▸ **WRITTEN INSTRUCTION**:
Write the listing below out again exactly, dropping the images.

▸ **DATA LISTING**:
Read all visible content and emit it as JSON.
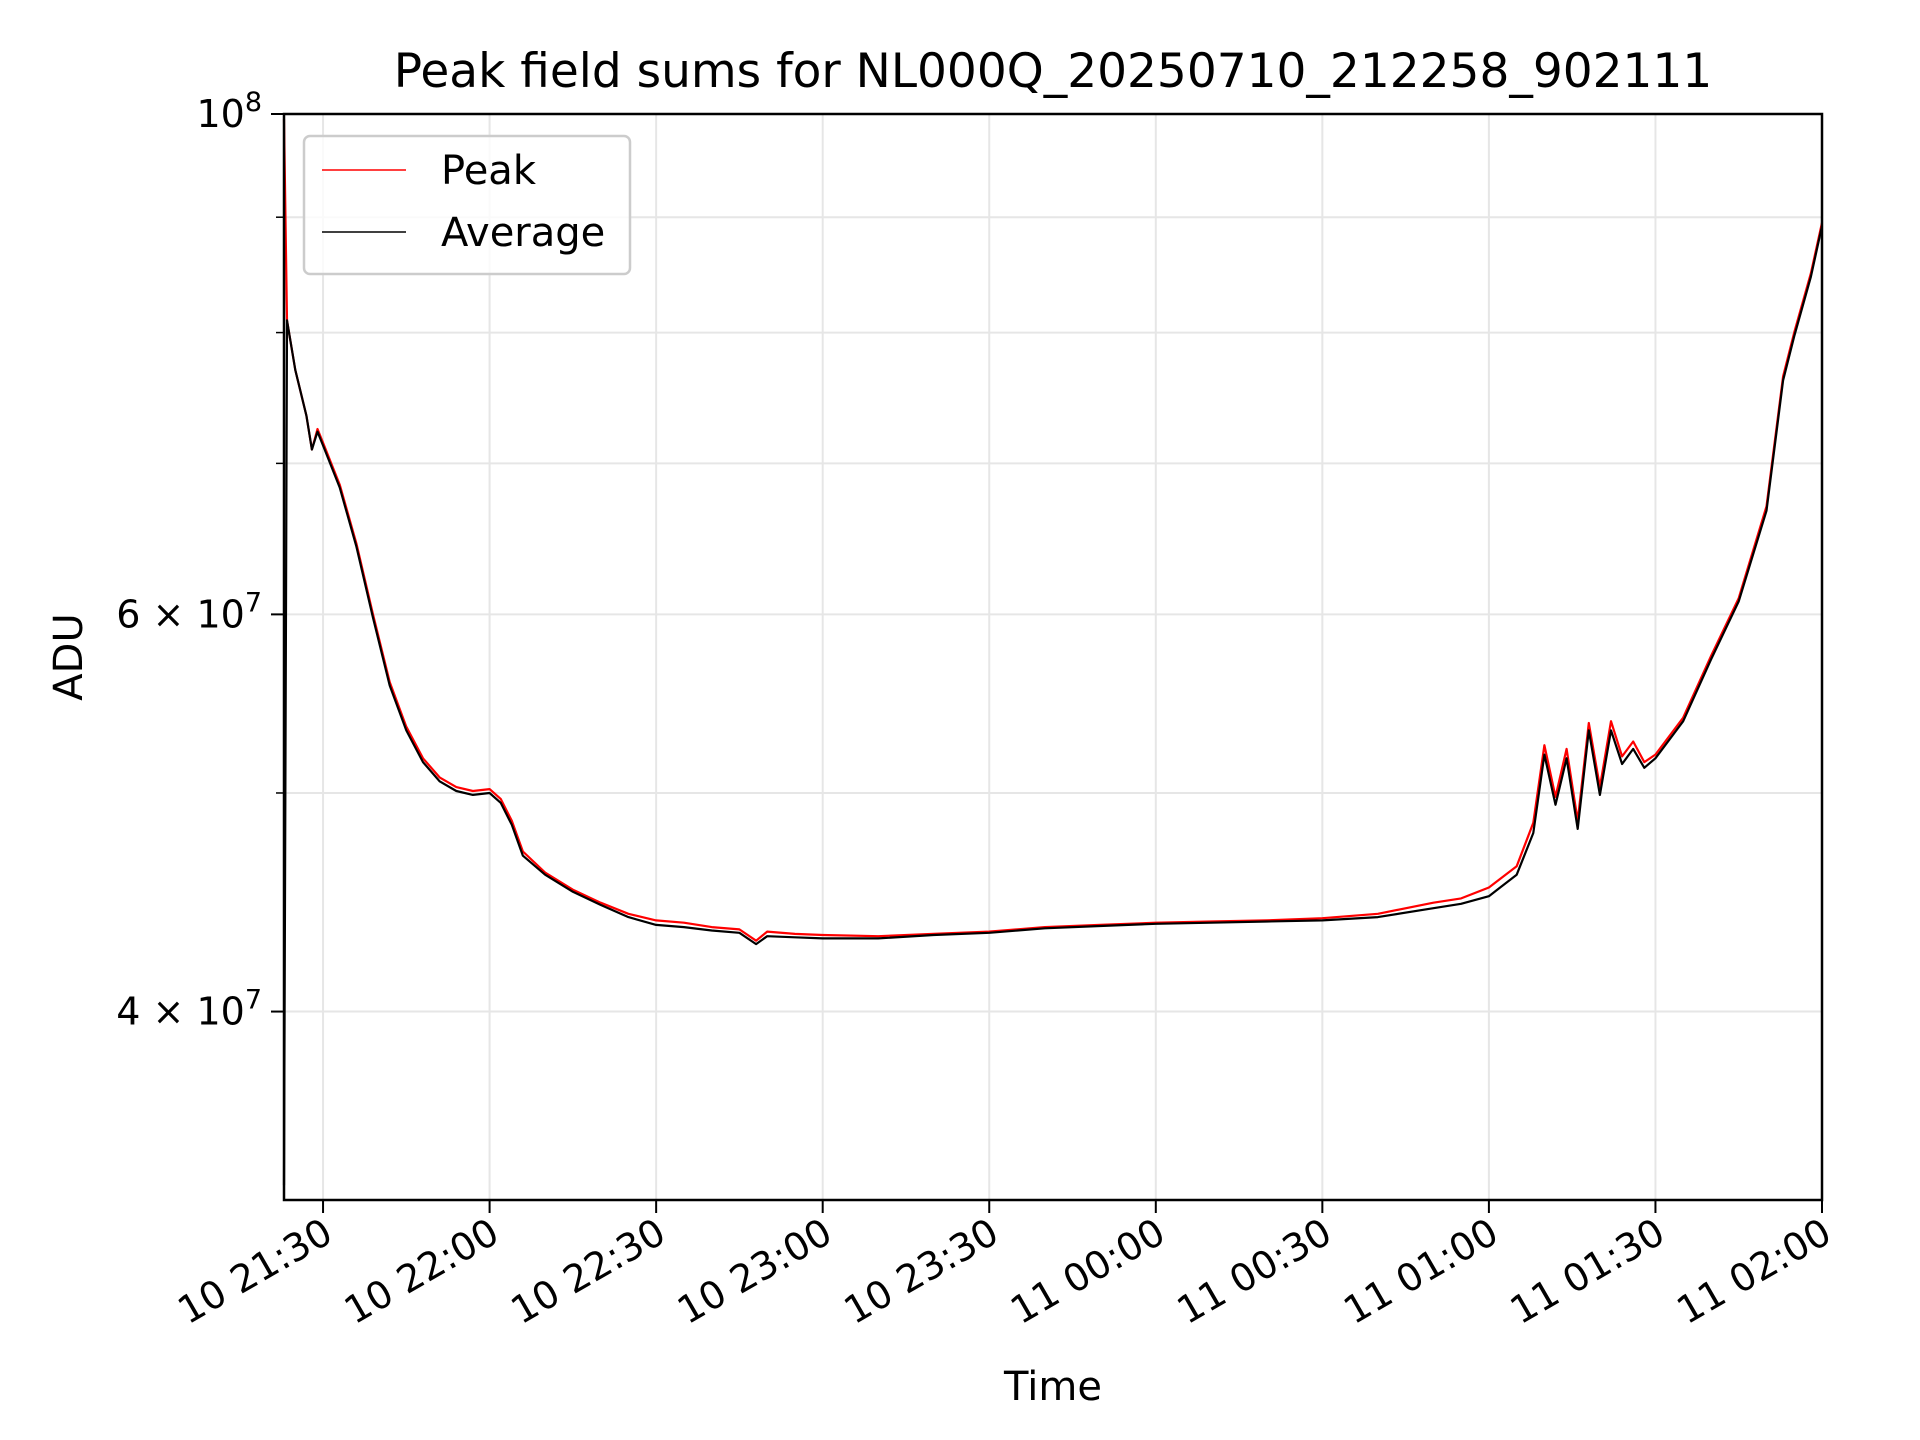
{
  "chart_data": {
    "type": "line",
    "title": "Peak field sums for NL000Q_20250710_212258_902111",
    "xlabel": "Time",
    "ylabel": "ADU",
    "yscale": "log",
    "ylim": [
      33000000,
      100000000
    ],
    "xlim": [
      "2025-07-10 21:22:58",
      "2025-07-11 02:00:00"
    ],
    "grid": true,
    "legend_placement": "top-left",
    "x_tick_labels": [
      "10 21:30",
      "10 22:00",
      "10 22:30",
      "10 23:00",
      "10 23:30",
      "11 00:00",
      "11 00:30",
      "11 01:00",
      "11 01:30",
      "11 02:00"
    ],
    "x_tick_values": [
      "2025-07-10 21:30",
      "2025-07-10 22:00",
      "2025-07-10 22:30",
      "2025-07-10 23:00",
      "2025-07-10 23:30",
      "2025-07-11 00:00",
      "2025-07-11 00:30",
      "2025-07-11 01:00",
      "2025-07-11 01:30",
      "2025-07-11 02:00"
    ],
    "y_major_ticks": [
      {
        "value": 40000000,
        "mantissa": "4",
        "exp": "7"
      },
      {
        "value": 60000000,
        "mantissa": "6",
        "exp": "7"
      },
      {
        "value": 100000000,
        "mantissa": "",
        "exp": "8"
      }
    ],
    "y_minor_ticks": [
      50000000,
      70000000,
      80000000,
      90000000
    ],
    "series": [
      {
        "name": "Peak",
        "color": "#ff0000",
        "x": [
          "2025-07-10 21:22:58",
          "2025-07-10 21:23:30",
          "2025-07-10 21:25",
          "2025-07-10 21:27",
          "2025-07-10 21:28",
          "2025-07-10 21:29",
          "2025-07-10 21:30",
          "2025-07-10 21:33",
          "2025-07-10 21:36",
          "2025-07-10 21:39",
          "2025-07-10 21:42",
          "2025-07-10 21:45",
          "2025-07-10 21:48",
          "2025-07-10 21:51",
          "2025-07-10 21:54",
          "2025-07-10 21:57",
          "2025-07-10 22:00",
          "2025-07-10 22:02",
          "2025-07-10 22:04",
          "2025-07-10 22:06",
          "2025-07-10 22:10",
          "2025-07-10 22:15",
          "2025-07-10 22:20",
          "2025-07-10 22:25",
          "2025-07-10 22:30",
          "2025-07-10 22:35",
          "2025-07-10 22:40",
          "2025-07-10 22:45",
          "2025-07-10 22:48",
          "2025-07-10 22:50",
          "2025-07-10 22:55",
          "2025-07-10 23:00",
          "2025-07-10 23:10",
          "2025-07-10 23:20",
          "2025-07-10 23:30",
          "2025-07-10 23:40",
          "2025-07-10 23:50",
          "2025-07-11 00:00",
          "2025-07-11 00:10",
          "2025-07-11 00:20",
          "2025-07-11 00:30",
          "2025-07-11 00:40",
          "2025-07-11 00:50",
          "2025-07-11 00:55",
          "2025-07-11 01:00",
          "2025-07-11 01:05",
          "2025-07-11 01:08",
          "2025-07-11 01:10",
          "2025-07-11 01:12",
          "2025-07-11 01:14",
          "2025-07-11 01:16",
          "2025-07-11 01:18",
          "2025-07-11 01:20",
          "2025-07-11 01:22",
          "2025-07-11 01:24",
          "2025-07-11 01:26",
          "2025-07-11 01:28",
          "2025-07-11 01:30",
          "2025-07-11 01:35",
          "2025-07-11 01:40",
          "2025-07-11 01:45",
          "2025-07-11 01:50",
          "2025-07-11 01:53",
          "2025-07-11 01:55",
          "2025-07-11 01:58",
          "2025-07-11 02:00"
        ],
        "y": [
          99500000,
          81000000,
          77000000,
          73500000,
          71000000,
          72500000,
          71500000,
          68500000,
          64500000,
          60000000,
          56000000,
          53500000,
          51800000,
          50800000,
          50300000,
          50100000,
          50200000,
          49700000,
          48600000,
          47100000,
          46100000,
          45300000,
          44700000,
          44200000,
          43900000,
          43800000,
          43600000,
          43500000,
          43000000,
          43400000,
          43300000,
          43250000,
          43200000,
          43300000,
          43400000,
          43600000,
          43700000,
          43800000,
          43850000,
          43900000,
          44000000,
          44200000,
          44700000,
          44900000,
          45400000,
          46400000,
          48500000,
          52500000,
          49800000,
          52300000,
          48600000,
          53700000,
          50300000,
          53800000,
          51900000,
          52700000,
          51600000,
          52000000,
          54000000,
          57500000,
          61000000,
          67000000,
          76500000,
          80000000,
          85000000,
          89500000
        ]
      },
      {
        "name": "Average",
        "color": "#000000",
        "x": [
          "2025-07-10 21:22:58",
          "2025-07-10 21:23:30",
          "2025-07-10 21:25",
          "2025-07-10 21:27",
          "2025-07-10 21:28",
          "2025-07-10 21:29",
          "2025-07-10 21:30",
          "2025-07-10 21:33",
          "2025-07-10 21:36",
          "2025-07-10 21:39",
          "2025-07-10 21:42",
          "2025-07-10 21:45",
          "2025-07-10 21:48",
          "2025-07-10 21:51",
          "2025-07-10 21:54",
          "2025-07-10 21:57",
          "2025-07-10 22:00",
          "2025-07-10 22:02",
          "2025-07-10 22:04",
          "2025-07-10 22:06",
          "2025-07-10 22:10",
          "2025-07-10 22:15",
          "2025-07-10 22:20",
          "2025-07-10 22:25",
          "2025-07-10 22:30",
          "2025-07-10 22:35",
          "2025-07-10 22:40",
          "2025-07-10 22:45",
          "2025-07-10 22:48",
          "2025-07-10 22:50",
          "2025-07-10 22:55",
          "2025-07-10 23:00",
          "2025-07-10 23:10",
          "2025-07-10 23:20",
          "2025-07-10 23:30",
          "2025-07-10 23:40",
          "2025-07-10 23:50",
          "2025-07-11 00:00",
          "2025-07-11 00:10",
          "2025-07-11 00:20",
          "2025-07-11 00:30",
          "2025-07-11 00:40",
          "2025-07-11 00:50",
          "2025-07-11 00:55",
          "2025-07-11 01:00",
          "2025-07-11 01:05",
          "2025-07-11 01:08",
          "2025-07-11 01:10",
          "2025-07-11 01:12",
          "2025-07-11 01:14",
          "2025-07-11 01:16",
          "2025-07-11 01:18",
          "2025-07-11 01:20",
          "2025-07-11 01:22",
          "2025-07-11 01:24",
          "2025-07-11 01:26",
          "2025-07-11 01:28",
          "2025-07-11 01:30",
          "2025-07-11 01:35",
          "2025-07-11 01:40",
          "2025-07-11 01:45",
          "2025-07-11 01:50",
          "2025-07-11 01:53",
          "2025-07-11 01:55",
          "2025-07-11 01:58",
          "2025-07-11 02:00"
        ],
        "y": [
          33500000,
          81000000,
          77000000,
          73500000,
          71000000,
          72300000,
          71300000,
          68300000,
          64300000,
          59800000,
          55800000,
          53300000,
          51600000,
          50600000,
          50100000,
          49900000,
          50000000,
          49500000,
          48400000,
          46900000,
          46000000,
          45200000,
          44600000,
          44050000,
          43700000,
          43600000,
          43450000,
          43350000,
          42850000,
          43200000,
          43150000,
          43100000,
          43100000,
          43250000,
          43350000,
          43550000,
          43650000,
          43750000,
          43800000,
          43850000,
          43900000,
          44050000,
          44450000,
          44650000,
          45000000,
          46000000,
          48000000,
          52000000,
          49400000,
          51800000,
          48200000,
          53300000,
          49900000,
          53300000,
          51500000,
          52300000,
          51300000,
          51800000,
          53800000,
          57300000,
          60800000,
          66700000,
          76200000,
          79700000,
          84700000,
          89200000
        ]
      }
    ]
  }
}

▸ **SOLUTION FOR THIS TASK**:
Read all visible content and emit it as JSON.
{
  "chart_data": {
    "type": "line",
    "title": "Peak field sums for NL000Q_20250710_212258_902111",
    "xlabel": "Time",
    "ylabel": "ADU",
    "yscale": "log",
    "ylim": [
      33000000,
      100000000
    ],
    "xlim": [
      "2025-07-10 21:22:58",
      "2025-07-11 02:00:00"
    ],
    "grid": true,
    "legend_placement": "top-left",
    "x_tick_labels": [
      "10 21:30",
      "10 22:00",
      "10 22:30",
      "10 23:00",
      "10 23:30",
      "11 00:00",
      "11 00:30",
      "11 01:00",
      "11 01:30",
      "11 02:00"
    ],
    "x_tick_values": [
      "2025-07-10 21:30",
      "2025-07-10 22:00",
      "2025-07-10 22:30",
      "2025-07-10 23:00",
      "2025-07-10 23:30",
      "2025-07-11 00:00",
      "2025-07-11 00:30",
      "2025-07-11 01:00",
      "2025-07-11 01:30",
      "2025-07-11 02:00"
    ],
    "y_major_ticks": [
      {
        "value": 40000000,
        "mantissa": "4",
        "exp": "7"
      },
      {
        "value": 60000000,
        "mantissa": "6",
        "exp": "7"
      },
      {
        "value": 100000000,
        "mantissa": "",
        "exp": "8"
      }
    ],
    "y_minor_ticks": [
      50000000,
      70000000,
      80000000,
      90000000
    ],
    "series": [
      {
        "name": "Peak",
        "color": "#ff0000",
        "x": [
          "2025-07-10 21:22:58",
          "2025-07-10 21:23:30",
          "2025-07-10 21:25",
          "2025-07-10 21:27",
          "2025-07-10 21:28",
          "2025-07-10 21:29",
          "2025-07-10 21:30",
          "2025-07-10 21:33",
          "2025-07-10 21:36",
          "2025-07-10 21:39",
          "2025-07-10 21:42",
          "2025-07-10 21:45",
          "2025-07-10 21:48",
          "2025-07-10 21:51",
          "2025-07-10 21:54",
          "2025-07-10 21:57",
          "2025-07-10 22:00",
          "2025-07-10 22:02",
          "2025-07-10 22:04",
          "2025-07-10 22:06",
          "2025-07-10 22:10",
          "2025-07-10 22:15",
          "2025-07-10 22:20",
          "2025-07-10 22:25",
          "2025-07-10 22:30",
          "2025-07-10 22:35",
          "2025-07-10 22:40",
          "2025-07-10 22:45",
          "2025-07-10 22:48",
          "2025-07-10 22:50",
          "2025-07-10 22:55",
          "2025-07-10 23:00",
          "2025-07-10 23:10",
          "2025-07-10 23:20",
          "2025-07-10 23:30",
          "2025-07-10 23:40",
          "2025-07-10 23:50",
          "2025-07-11 00:00",
          "2025-07-11 00:10",
          "2025-07-11 00:20",
          "2025-07-11 00:30",
          "2025-07-11 00:40",
          "2025-07-11 00:50",
          "2025-07-11 00:55",
          "2025-07-11 01:00",
          "2025-07-11 01:05",
          "2025-07-11 01:08",
          "2025-07-11 01:10",
          "2025-07-11 01:12",
          "2025-07-11 01:14",
          "2025-07-11 01:16",
          "2025-07-11 01:18",
          "2025-07-11 01:20",
          "2025-07-11 01:22",
          "2025-07-11 01:24",
          "2025-07-11 01:26",
          "2025-07-11 01:28",
          "2025-07-11 01:30",
          "2025-07-11 01:35",
          "2025-07-11 01:40",
          "2025-07-11 01:45",
          "2025-07-11 01:50",
          "2025-07-11 01:53",
          "2025-07-11 01:55",
          "2025-07-11 01:58",
          "2025-07-11 02:00"
        ],
        "y": [
          99500000,
          81000000,
          77000000,
          73500000,
          71000000,
          72500000,
          71500000,
          68500000,
          64500000,
          60000000,
          56000000,
          53500000,
          51800000,
          50800000,
          50300000,
          50100000,
          50200000,
          49700000,
          48600000,
          47100000,
          46100000,
          45300000,
          44700000,
          44200000,
          43900000,
          43800000,
          43600000,
          43500000,
          43000000,
          43400000,
          43300000,
          43250000,
          43200000,
          43300000,
          43400000,
          43600000,
          43700000,
          43800000,
          43850000,
          43900000,
          44000000,
          44200000,
          44700000,
          44900000,
          45400000,
          46400000,
          48500000,
          52500000,
          49800000,
          52300000,
          48600000,
          53700000,
          50300000,
          53800000,
          51900000,
          52700000,
          51600000,
          52000000,
          54000000,
          57500000,
          61000000,
          67000000,
          76500000,
          80000000,
          85000000,
          89500000
        ]
      },
      {
        "name": "Average",
        "color": "#000000",
        "x": [
          "2025-07-10 21:22:58",
          "2025-07-10 21:23:30",
          "2025-07-10 21:25",
          "2025-07-10 21:27",
          "2025-07-10 21:28",
          "2025-07-10 21:29",
          "2025-07-10 21:30",
          "2025-07-10 21:33",
          "2025-07-10 21:36",
          "2025-07-10 21:39",
          "2025-07-10 21:42",
          "2025-07-10 21:45",
          "2025-07-10 21:48",
          "2025-07-10 21:51",
          "2025-07-10 21:54",
          "2025-07-10 21:57",
          "2025-07-10 22:00",
          "2025-07-10 22:02",
          "2025-07-10 22:04",
          "2025-07-10 22:06",
          "2025-07-10 22:10",
          "2025-07-10 22:15",
          "2025-07-10 22:20",
          "2025-07-10 22:25",
          "2025-07-10 22:30",
          "2025-07-10 22:35",
          "2025-07-10 22:40",
          "2025-07-10 22:45",
          "2025-07-10 22:48",
          "2025-07-10 22:50",
          "2025-07-10 22:55",
          "2025-07-10 23:00",
          "2025-07-10 23:10",
          "2025-07-10 23:20",
          "2025-07-10 23:30",
          "2025-07-10 23:40",
          "2025-07-10 23:50",
          "2025-07-11 00:00",
          "2025-07-11 00:10",
          "2025-07-11 00:20",
          "2025-07-11 00:30",
          "2025-07-11 00:40",
          "2025-07-11 00:50",
          "2025-07-11 00:55",
          "2025-07-11 01:00",
          "2025-07-11 01:05",
          "2025-07-11 01:08",
          "2025-07-11 01:10",
          "2025-07-11 01:12",
          "2025-07-11 01:14",
          "2025-07-11 01:16",
          "2025-07-11 01:18",
          "2025-07-11 01:20",
          "2025-07-11 01:22",
          "2025-07-11 01:24",
          "2025-07-11 01:26",
          "2025-07-11 01:28",
          "2025-07-11 01:30",
          "2025-07-11 01:35",
          "2025-07-11 01:40",
          "2025-07-11 01:45",
          "2025-07-11 01:50",
          "2025-07-11 01:53",
          "2025-07-11 01:55",
          "2025-07-11 01:58",
          "2025-07-11 02:00"
        ],
        "y": [
          33500000,
          81000000,
          77000000,
          73500000,
          71000000,
          72300000,
          71300000,
          68300000,
          64300000,
          59800000,
          55800000,
          53300000,
          51600000,
          50600000,
          50100000,
          49900000,
          50000000,
          49500000,
          48400000,
          46900000,
          46000000,
          45200000,
          44600000,
          44050000,
          43700000,
          43600000,
          43450000,
          43350000,
          42850000,
          43200000,
          43150000,
          43100000,
          43100000,
          43250000,
          43350000,
          43550000,
          43650000,
          43750000,
          43800000,
          43850000,
          43900000,
          44050000,
          44450000,
          44650000,
          45000000,
          46000000,
          48000000,
          52000000,
          49400000,
          51800000,
          48200000,
          53300000,
          49900000,
          53300000,
          51500000,
          52300000,
          51300000,
          51800000,
          53800000,
          57300000,
          60800000,
          66700000,
          76200000,
          79700000,
          84700000,
          89200000
        ]
      }
    ]
  }
}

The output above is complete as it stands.